_Aim of the exercise_: Extract each line where the string "behzod" shows up.

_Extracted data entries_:

* * * * *

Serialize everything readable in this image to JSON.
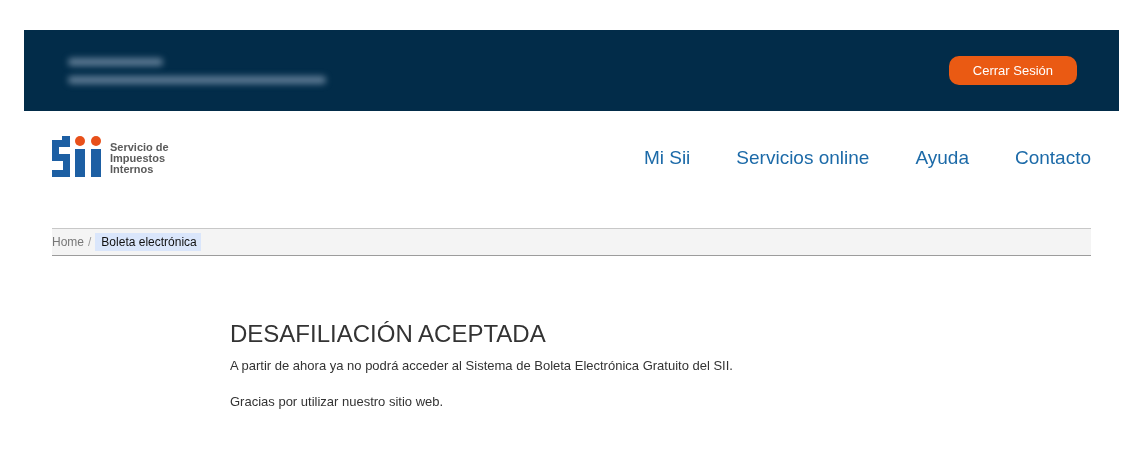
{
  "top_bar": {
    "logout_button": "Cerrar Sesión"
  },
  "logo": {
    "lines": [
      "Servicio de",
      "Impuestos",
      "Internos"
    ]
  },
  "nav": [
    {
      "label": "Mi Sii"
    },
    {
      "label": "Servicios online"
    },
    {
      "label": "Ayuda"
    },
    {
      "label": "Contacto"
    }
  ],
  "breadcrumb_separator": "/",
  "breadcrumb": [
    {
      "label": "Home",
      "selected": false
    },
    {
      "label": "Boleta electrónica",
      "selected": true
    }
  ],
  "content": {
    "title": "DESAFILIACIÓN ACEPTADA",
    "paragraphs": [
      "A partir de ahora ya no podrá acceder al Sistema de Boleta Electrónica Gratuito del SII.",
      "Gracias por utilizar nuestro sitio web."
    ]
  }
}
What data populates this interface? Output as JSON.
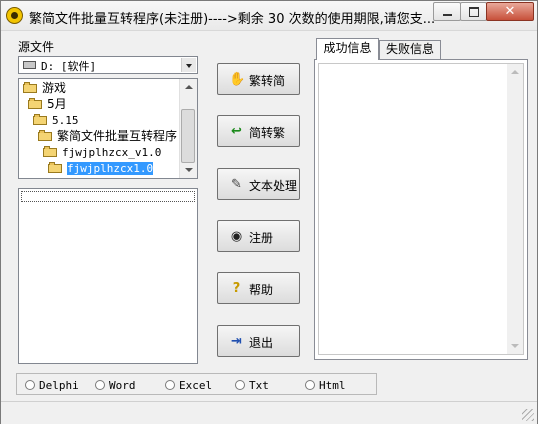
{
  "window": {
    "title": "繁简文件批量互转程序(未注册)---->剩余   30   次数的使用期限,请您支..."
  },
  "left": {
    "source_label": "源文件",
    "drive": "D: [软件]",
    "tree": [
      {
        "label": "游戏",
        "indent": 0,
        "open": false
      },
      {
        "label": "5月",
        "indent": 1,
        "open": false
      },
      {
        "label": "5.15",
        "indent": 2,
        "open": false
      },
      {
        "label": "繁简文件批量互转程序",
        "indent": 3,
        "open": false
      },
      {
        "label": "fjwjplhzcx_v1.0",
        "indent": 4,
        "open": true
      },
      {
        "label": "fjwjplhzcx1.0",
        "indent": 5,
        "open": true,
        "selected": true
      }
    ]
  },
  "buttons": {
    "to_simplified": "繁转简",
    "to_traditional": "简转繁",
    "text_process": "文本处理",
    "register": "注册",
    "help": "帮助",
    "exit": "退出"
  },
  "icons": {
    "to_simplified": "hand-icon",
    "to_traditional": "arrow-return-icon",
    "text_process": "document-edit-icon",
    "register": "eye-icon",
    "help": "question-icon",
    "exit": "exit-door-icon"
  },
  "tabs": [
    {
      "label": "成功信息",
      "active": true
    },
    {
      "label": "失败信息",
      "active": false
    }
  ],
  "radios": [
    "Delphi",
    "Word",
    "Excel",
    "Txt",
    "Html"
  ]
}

* * * * *

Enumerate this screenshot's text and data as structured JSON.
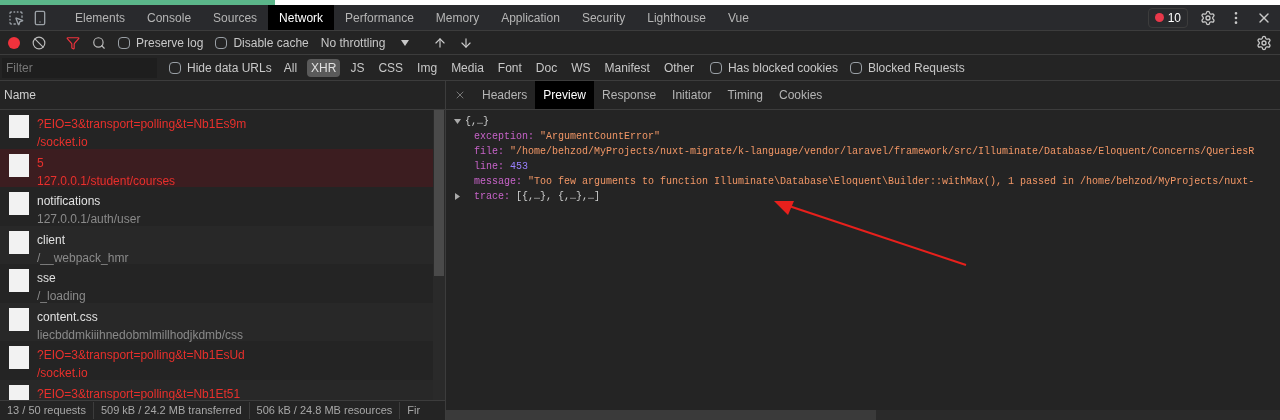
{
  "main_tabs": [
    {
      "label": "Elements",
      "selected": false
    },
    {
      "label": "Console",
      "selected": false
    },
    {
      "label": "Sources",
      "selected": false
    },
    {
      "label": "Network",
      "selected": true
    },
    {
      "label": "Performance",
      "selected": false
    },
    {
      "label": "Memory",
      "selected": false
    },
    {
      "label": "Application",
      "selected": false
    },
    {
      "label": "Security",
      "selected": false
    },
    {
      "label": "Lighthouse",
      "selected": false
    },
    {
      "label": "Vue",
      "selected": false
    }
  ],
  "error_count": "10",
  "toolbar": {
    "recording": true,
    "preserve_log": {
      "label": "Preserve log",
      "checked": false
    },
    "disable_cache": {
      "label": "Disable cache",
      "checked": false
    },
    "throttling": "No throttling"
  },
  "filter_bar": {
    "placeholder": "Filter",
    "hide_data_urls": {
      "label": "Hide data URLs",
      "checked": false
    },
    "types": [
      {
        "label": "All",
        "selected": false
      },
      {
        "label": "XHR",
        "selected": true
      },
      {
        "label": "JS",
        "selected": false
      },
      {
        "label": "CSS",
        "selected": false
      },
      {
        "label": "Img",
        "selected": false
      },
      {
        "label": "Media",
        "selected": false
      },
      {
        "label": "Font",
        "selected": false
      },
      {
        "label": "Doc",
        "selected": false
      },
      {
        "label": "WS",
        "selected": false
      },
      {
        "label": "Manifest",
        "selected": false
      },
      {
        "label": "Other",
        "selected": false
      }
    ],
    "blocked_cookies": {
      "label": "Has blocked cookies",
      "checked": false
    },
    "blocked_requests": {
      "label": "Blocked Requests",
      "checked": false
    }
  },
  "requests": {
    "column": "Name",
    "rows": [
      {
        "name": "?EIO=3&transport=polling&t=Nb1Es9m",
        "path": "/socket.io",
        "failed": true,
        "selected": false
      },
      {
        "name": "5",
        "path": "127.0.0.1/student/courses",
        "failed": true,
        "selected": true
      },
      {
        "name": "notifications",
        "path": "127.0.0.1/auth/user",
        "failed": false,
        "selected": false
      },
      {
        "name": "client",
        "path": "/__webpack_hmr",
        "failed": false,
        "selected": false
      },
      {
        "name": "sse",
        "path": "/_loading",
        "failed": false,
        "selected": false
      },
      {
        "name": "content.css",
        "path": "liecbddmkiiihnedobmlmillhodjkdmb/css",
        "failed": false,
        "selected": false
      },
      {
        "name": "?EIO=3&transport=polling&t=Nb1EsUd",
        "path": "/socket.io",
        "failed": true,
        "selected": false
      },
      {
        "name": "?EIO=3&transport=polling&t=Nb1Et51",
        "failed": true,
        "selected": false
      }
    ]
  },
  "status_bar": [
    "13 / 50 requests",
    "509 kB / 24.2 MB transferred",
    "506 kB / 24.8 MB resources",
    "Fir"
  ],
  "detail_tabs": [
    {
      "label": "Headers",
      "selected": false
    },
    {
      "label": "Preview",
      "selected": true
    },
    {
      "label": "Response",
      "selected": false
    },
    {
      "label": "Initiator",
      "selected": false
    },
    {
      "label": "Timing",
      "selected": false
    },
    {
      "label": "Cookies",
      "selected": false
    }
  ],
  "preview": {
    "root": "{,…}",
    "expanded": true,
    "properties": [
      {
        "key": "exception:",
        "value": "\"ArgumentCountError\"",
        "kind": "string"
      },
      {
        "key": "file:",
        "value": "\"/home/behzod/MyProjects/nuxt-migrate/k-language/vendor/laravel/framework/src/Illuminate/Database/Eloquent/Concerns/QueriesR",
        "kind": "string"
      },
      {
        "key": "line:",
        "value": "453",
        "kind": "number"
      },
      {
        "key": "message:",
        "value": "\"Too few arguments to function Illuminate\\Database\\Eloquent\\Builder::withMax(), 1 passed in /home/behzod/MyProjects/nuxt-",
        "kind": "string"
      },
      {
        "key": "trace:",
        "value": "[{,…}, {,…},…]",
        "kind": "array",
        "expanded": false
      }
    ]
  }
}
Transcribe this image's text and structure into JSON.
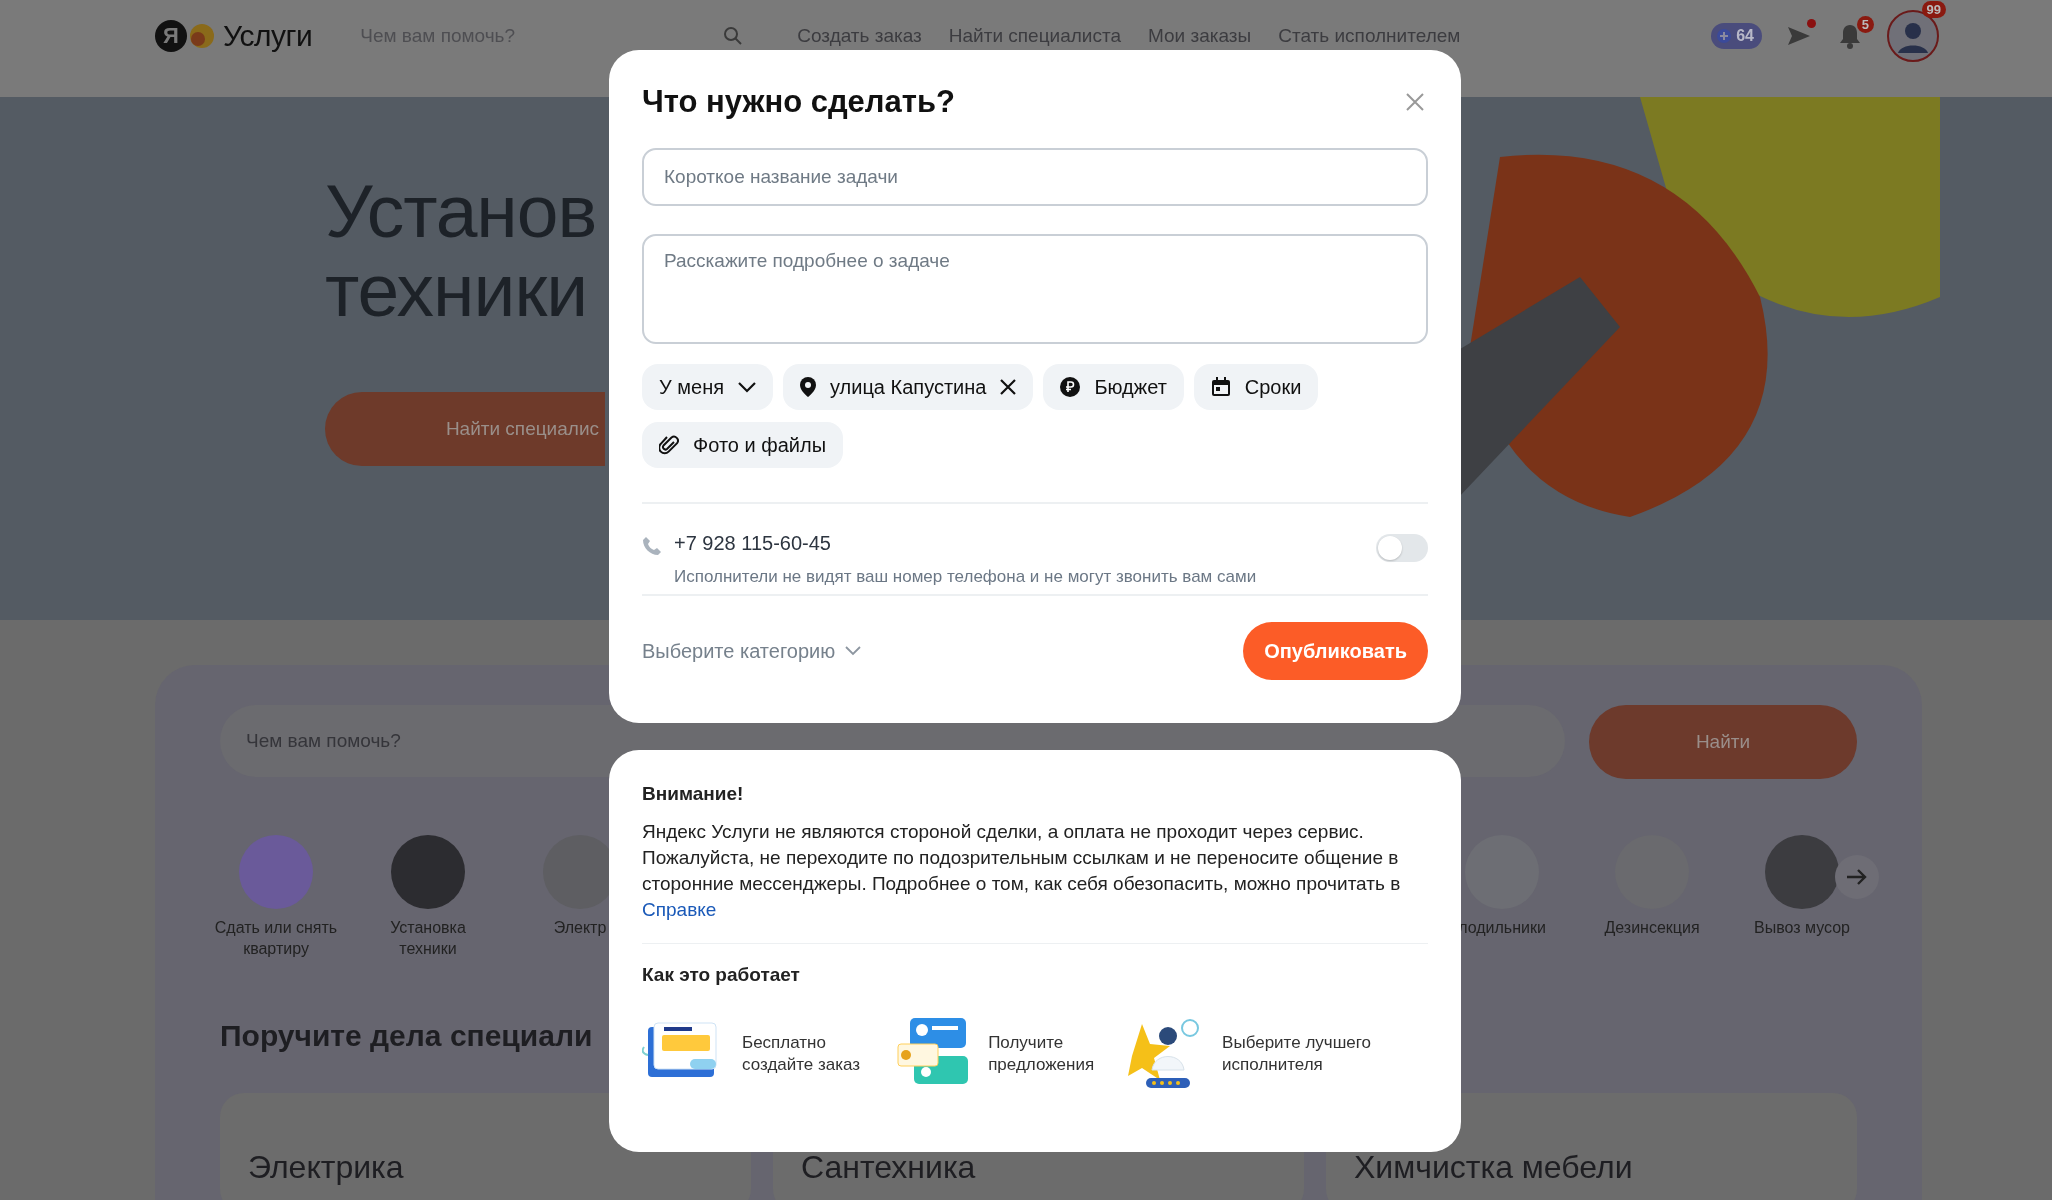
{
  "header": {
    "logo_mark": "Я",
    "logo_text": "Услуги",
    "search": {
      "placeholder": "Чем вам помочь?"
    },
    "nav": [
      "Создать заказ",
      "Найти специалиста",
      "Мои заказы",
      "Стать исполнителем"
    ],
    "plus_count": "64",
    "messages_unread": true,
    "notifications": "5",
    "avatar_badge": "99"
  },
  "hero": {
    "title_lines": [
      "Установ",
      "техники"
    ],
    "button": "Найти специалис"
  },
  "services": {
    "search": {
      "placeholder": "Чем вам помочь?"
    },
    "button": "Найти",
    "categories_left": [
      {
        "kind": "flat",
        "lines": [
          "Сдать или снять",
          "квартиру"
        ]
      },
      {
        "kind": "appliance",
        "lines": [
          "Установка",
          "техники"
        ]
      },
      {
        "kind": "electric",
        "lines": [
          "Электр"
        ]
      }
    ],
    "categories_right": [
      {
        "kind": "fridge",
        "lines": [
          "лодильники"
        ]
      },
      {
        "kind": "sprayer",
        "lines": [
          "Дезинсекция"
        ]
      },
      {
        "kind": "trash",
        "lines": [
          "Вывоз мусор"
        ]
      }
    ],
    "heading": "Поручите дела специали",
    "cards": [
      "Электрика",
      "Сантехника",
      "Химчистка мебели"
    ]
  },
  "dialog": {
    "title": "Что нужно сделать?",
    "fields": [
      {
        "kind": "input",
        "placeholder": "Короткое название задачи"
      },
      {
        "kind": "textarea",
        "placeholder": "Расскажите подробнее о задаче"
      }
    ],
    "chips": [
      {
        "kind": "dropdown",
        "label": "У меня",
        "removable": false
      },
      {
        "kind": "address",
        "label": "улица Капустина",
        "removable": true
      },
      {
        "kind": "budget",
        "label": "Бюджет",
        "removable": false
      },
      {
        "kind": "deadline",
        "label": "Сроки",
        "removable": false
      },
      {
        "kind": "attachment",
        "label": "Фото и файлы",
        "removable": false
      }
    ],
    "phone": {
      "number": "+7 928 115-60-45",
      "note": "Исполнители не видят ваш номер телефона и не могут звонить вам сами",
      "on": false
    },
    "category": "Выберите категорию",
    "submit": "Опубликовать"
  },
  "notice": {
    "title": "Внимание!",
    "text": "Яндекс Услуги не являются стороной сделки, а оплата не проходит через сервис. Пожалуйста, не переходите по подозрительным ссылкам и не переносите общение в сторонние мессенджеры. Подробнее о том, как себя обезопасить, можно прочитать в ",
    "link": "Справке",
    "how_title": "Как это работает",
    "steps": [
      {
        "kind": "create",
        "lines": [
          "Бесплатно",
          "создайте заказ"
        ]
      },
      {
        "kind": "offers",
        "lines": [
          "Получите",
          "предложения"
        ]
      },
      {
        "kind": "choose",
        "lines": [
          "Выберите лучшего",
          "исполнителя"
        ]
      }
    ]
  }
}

* * * * *

_Complete output_:
        "value": "\"/home/behzod/MyProjects/nuxt-migrate/k-language/vendor/laravel/framework/src/Illuminate/Database/Eloquent/Concerns/QueriesR",
        "value": "\"Too few arguments to function Illuminate\\Database\\Eloquent\\Builder::withMax(), 1 passed in /home/behzod/MyProjects/nuxt-",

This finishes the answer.